TASK
All of the material below is to be restated word for word, apart from the pictures.

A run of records

▬▬▬▬▬▬

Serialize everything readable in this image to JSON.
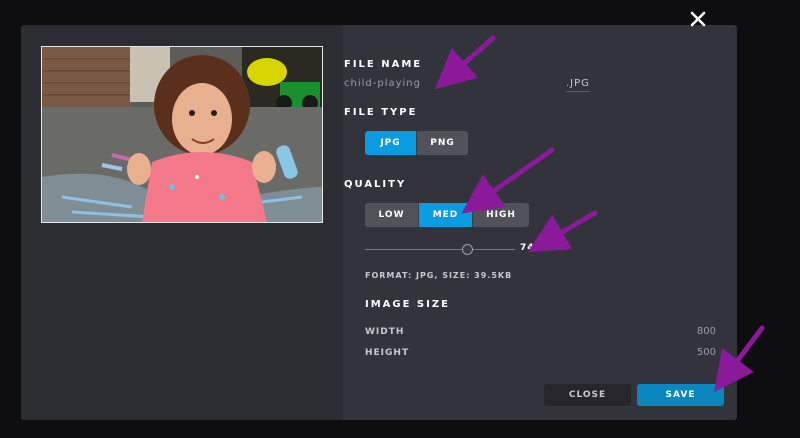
{
  "dialog": {
    "close_icon": "close-x-icon",
    "photo": {
      "alt": "child-playing",
      "subject": "toddler playing with sidewalk chalk"
    },
    "file_name": {
      "label": "FILE NAME",
      "value": "child-playing",
      "extension": ".JPG"
    },
    "file_type": {
      "label": "FILE TYPE",
      "options": [
        {
          "label": "JPG",
          "active": true
        },
        {
          "label": "PNG",
          "active": false
        }
      ]
    },
    "quality": {
      "label": "QUALITY",
      "options": [
        {
          "label": "LOW",
          "active": false
        },
        {
          "label": "MED",
          "active": true
        },
        {
          "label": "HIGH",
          "active": false
        }
      ],
      "slider_value": 0.68,
      "percent_label": "74%"
    },
    "format_info": "FORMAT: JPG, SIZE: 39.5KB",
    "image_size": {
      "label": "IMAGE SIZE",
      "width_label": "WIDTH",
      "width_value": "800",
      "height_label": "HEIGHT",
      "height_value": "500"
    },
    "buttons": {
      "close": "CLOSE",
      "save": "SAVE"
    }
  },
  "colors": {
    "accent": "#0b9be0",
    "save": "#0b86bf",
    "annotation_arrow": "#8b1a9a",
    "backdrop": "#0e0e11",
    "panel": "#33333b"
  }
}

▬▬▬▬▬▬

ANSWER
Serialize everything readable in this image to JSON.
{
  "dialog": {
    "close_icon": "close-x-icon",
    "photo": {
      "alt": "child-playing",
      "subject": "toddler playing with sidewalk chalk"
    },
    "file_name": {
      "label": "FILE NAME",
      "value": "child-playing",
      "extension": ".JPG"
    },
    "file_type": {
      "label": "FILE TYPE",
      "options": [
        {
          "label": "JPG",
          "active": true
        },
        {
          "label": "PNG",
          "active": false
        }
      ]
    },
    "quality": {
      "label": "QUALITY",
      "options": [
        {
          "label": "LOW",
          "active": false
        },
        {
          "label": "MED",
          "active": true
        },
        {
          "label": "HIGH",
          "active": false
        }
      ],
      "slider_value": 0.68,
      "percent_label": "74%"
    },
    "format_info": "FORMAT: JPG, SIZE: 39.5KB",
    "image_size": {
      "label": "IMAGE SIZE",
      "width_label": "WIDTH",
      "width_value": "800",
      "height_label": "HEIGHT",
      "height_value": "500"
    },
    "buttons": {
      "close": "CLOSE",
      "save": "SAVE"
    }
  },
  "colors": {
    "accent": "#0b9be0",
    "save": "#0b86bf",
    "annotation_arrow": "#8b1a9a",
    "backdrop": "#0e0e11",
    "panel": "#33333b"
  }
}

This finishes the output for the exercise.